What needs to be done:
All lines featuring the string "Real" are to be listed.

Record set:
--------------------------------------------------

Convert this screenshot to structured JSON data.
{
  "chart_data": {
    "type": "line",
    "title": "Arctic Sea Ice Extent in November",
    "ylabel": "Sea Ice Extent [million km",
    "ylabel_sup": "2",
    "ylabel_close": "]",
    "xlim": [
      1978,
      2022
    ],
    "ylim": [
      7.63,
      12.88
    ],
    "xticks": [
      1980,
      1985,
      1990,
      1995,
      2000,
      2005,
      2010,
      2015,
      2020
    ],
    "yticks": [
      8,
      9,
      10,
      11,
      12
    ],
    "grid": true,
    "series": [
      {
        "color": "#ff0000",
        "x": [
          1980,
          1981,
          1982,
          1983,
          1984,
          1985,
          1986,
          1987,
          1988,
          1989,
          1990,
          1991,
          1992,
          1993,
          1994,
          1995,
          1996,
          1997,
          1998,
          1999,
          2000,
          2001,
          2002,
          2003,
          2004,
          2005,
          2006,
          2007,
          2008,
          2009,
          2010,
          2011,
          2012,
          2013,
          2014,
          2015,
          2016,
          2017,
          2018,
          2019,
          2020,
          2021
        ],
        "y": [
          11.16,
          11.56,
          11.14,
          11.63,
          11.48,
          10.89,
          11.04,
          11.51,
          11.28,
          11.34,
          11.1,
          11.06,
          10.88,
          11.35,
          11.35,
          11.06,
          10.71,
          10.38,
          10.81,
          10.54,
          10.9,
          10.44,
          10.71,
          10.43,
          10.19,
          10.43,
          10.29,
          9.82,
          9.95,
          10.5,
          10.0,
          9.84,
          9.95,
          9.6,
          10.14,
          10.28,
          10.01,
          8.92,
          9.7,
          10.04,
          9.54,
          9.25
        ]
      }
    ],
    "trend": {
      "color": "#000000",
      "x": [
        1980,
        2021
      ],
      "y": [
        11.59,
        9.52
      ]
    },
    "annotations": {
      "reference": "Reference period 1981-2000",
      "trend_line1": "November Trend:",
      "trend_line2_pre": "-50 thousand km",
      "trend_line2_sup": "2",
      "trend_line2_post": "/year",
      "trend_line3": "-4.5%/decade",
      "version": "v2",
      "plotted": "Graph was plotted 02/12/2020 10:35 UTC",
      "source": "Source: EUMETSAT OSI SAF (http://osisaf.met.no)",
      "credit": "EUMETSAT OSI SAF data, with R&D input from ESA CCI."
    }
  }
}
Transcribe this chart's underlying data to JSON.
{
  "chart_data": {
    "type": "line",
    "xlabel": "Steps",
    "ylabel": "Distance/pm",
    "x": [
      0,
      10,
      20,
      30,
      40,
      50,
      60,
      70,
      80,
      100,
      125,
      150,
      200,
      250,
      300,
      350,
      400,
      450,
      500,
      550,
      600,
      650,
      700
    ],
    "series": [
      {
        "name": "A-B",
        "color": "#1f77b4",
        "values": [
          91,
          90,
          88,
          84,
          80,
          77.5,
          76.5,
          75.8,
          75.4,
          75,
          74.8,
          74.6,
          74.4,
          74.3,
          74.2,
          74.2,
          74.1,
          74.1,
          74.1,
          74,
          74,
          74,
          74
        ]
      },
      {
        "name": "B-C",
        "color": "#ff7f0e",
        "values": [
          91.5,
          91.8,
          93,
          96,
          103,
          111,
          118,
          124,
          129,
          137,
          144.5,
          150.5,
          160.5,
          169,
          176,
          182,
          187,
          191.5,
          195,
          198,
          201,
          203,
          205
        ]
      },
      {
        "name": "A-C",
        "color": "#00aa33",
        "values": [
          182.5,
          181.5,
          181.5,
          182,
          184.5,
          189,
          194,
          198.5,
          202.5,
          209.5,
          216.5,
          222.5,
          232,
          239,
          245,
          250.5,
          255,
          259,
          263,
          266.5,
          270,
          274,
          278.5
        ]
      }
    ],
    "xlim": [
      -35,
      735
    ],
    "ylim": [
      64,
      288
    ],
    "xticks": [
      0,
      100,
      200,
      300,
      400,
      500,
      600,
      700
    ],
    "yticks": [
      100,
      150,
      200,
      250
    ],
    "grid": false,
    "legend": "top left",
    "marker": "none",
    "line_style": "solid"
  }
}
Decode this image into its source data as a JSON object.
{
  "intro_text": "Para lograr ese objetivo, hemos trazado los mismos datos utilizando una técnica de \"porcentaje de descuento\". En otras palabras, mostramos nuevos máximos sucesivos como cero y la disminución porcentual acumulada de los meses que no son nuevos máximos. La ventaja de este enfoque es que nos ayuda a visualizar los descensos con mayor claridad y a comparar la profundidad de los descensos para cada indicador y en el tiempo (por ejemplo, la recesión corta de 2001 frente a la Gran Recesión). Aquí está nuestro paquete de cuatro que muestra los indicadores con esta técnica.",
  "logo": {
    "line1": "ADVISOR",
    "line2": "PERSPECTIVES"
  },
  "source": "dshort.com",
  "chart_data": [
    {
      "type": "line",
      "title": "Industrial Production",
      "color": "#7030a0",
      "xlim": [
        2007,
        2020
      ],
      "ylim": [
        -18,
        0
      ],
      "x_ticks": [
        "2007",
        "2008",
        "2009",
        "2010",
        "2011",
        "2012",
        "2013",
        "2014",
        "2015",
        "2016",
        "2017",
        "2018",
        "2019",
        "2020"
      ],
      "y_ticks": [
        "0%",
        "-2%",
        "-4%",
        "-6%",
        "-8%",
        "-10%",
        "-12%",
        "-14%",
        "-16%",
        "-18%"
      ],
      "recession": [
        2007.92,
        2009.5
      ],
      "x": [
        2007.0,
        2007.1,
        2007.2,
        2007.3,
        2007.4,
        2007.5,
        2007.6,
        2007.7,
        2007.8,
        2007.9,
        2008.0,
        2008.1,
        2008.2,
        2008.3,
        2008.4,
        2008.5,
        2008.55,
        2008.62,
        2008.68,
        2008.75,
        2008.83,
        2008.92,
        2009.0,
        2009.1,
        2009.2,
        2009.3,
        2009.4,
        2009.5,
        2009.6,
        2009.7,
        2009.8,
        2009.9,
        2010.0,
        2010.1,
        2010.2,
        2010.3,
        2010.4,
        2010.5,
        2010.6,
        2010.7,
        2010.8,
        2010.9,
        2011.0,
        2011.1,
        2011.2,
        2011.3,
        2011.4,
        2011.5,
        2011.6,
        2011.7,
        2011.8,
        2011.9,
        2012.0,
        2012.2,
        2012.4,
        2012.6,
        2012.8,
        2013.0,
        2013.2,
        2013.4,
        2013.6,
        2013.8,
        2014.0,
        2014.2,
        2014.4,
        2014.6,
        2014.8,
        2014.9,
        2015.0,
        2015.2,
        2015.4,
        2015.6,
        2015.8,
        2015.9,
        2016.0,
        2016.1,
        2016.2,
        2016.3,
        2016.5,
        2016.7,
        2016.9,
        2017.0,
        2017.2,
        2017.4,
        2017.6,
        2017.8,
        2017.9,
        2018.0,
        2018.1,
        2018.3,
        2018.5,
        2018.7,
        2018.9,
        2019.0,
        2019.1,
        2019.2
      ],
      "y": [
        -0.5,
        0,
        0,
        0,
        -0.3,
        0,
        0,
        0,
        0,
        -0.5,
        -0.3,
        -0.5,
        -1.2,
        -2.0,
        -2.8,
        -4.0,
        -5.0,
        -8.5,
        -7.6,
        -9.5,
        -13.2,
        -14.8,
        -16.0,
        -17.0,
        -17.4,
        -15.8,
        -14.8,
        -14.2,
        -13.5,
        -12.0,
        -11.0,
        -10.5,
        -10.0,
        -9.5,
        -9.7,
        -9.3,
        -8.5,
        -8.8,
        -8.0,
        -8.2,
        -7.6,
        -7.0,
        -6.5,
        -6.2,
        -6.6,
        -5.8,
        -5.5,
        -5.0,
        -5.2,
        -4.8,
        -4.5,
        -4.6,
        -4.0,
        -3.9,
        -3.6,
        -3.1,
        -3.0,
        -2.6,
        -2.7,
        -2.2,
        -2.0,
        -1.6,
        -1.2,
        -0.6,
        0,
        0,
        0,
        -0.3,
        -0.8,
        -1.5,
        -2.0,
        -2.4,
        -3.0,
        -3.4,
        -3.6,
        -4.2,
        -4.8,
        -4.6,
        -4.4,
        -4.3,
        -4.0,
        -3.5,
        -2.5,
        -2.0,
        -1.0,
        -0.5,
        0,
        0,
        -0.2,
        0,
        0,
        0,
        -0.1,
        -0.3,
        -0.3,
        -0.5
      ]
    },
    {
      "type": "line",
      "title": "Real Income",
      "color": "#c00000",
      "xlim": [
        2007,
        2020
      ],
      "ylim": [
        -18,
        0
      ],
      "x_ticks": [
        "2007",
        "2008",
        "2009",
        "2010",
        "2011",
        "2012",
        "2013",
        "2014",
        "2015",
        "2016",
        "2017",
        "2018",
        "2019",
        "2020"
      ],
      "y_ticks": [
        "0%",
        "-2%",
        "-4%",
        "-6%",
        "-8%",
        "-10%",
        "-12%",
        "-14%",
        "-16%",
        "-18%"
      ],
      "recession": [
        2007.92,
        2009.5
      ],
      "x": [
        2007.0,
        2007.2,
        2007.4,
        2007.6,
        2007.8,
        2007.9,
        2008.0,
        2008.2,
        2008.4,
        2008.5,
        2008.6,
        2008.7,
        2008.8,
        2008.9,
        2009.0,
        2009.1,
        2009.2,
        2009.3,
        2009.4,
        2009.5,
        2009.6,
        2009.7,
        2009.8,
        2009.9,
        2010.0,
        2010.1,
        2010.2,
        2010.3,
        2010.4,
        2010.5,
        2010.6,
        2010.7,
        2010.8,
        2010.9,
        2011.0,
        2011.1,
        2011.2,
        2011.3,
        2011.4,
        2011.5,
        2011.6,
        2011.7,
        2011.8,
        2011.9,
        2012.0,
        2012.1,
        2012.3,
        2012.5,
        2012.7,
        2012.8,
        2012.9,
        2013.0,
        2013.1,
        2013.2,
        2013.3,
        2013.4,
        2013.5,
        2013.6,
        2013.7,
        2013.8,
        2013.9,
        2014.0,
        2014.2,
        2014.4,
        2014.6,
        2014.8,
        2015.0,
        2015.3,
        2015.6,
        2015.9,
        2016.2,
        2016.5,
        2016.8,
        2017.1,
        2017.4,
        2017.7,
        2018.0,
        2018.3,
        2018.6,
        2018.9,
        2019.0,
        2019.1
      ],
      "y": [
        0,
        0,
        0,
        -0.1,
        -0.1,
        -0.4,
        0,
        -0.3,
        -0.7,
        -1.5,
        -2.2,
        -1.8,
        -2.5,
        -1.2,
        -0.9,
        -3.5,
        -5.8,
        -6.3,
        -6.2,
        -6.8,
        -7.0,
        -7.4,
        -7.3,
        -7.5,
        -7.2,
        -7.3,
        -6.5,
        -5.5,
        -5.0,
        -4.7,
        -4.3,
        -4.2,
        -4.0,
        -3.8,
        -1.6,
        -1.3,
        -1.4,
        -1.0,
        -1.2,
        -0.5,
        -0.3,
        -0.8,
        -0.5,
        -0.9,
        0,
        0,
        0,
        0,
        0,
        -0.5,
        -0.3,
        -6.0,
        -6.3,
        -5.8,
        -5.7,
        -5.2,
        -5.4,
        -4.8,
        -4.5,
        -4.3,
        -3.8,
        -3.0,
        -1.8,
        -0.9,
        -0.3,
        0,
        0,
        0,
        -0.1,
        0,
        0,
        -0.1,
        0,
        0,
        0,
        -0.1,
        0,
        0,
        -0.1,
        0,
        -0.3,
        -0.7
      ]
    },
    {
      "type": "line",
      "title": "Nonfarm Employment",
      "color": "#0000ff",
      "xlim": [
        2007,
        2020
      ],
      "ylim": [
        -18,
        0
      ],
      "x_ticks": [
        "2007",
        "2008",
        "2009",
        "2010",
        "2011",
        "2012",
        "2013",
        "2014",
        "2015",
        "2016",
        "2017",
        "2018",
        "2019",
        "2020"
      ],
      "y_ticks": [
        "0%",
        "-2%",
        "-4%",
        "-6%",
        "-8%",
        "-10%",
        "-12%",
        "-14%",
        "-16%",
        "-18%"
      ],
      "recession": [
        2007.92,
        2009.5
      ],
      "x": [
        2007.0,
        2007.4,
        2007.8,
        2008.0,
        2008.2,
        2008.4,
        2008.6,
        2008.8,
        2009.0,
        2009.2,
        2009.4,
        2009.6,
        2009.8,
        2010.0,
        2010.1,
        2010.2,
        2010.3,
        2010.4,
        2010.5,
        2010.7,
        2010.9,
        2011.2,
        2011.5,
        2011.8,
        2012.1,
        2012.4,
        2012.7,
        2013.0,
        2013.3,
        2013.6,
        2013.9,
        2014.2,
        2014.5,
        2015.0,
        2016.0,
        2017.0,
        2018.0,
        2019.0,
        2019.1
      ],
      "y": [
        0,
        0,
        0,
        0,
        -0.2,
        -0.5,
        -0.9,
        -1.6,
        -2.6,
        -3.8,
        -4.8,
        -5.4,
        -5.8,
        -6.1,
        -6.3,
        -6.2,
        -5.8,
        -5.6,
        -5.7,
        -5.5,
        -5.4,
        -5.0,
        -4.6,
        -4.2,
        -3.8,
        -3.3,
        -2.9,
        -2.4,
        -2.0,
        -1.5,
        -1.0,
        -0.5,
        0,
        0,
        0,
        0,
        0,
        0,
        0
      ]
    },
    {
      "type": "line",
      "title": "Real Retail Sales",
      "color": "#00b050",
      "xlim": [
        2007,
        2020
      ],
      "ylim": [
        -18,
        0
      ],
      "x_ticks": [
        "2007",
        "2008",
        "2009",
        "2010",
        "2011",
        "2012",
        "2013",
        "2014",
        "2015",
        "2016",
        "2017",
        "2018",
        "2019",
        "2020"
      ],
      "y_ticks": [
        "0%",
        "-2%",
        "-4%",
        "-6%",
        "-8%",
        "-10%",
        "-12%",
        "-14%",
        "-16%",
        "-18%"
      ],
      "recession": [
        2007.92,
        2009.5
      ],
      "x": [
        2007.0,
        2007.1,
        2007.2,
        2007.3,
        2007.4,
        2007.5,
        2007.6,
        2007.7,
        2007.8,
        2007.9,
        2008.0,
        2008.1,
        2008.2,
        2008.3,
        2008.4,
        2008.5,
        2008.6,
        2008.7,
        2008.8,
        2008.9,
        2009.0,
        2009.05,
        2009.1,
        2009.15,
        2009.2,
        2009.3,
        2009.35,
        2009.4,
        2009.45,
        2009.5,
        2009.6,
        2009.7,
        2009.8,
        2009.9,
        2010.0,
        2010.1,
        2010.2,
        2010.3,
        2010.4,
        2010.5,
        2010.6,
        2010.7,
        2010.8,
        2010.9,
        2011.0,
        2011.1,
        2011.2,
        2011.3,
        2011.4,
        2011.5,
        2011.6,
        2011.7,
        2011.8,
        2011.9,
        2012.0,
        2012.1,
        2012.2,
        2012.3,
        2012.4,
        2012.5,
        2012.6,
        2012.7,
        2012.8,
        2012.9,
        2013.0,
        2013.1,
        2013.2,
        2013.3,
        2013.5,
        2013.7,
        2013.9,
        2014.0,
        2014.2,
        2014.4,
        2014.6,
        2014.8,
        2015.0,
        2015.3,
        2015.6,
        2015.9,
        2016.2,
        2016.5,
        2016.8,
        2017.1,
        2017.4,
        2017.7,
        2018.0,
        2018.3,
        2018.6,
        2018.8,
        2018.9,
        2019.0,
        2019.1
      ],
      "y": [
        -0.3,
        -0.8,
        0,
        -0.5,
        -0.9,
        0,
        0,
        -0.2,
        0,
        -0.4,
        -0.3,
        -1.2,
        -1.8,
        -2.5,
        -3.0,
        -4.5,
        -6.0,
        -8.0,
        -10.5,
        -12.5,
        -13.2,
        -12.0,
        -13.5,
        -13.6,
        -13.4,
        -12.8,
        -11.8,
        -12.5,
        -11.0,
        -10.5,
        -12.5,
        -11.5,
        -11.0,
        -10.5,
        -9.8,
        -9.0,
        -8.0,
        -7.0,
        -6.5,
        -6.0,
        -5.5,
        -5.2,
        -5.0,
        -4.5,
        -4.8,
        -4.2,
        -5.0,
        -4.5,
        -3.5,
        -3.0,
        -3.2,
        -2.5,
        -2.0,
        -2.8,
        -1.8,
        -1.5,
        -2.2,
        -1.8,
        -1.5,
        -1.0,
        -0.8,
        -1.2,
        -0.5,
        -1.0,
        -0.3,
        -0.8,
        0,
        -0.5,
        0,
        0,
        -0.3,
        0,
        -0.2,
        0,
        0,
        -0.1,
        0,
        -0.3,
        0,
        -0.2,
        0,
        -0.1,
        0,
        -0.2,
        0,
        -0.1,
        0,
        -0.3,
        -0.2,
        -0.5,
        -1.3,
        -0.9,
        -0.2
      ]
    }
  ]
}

--------------------------------------------------

Solution to this problem:
      "title": "Real Income",
      "title": "Real Retail Sales",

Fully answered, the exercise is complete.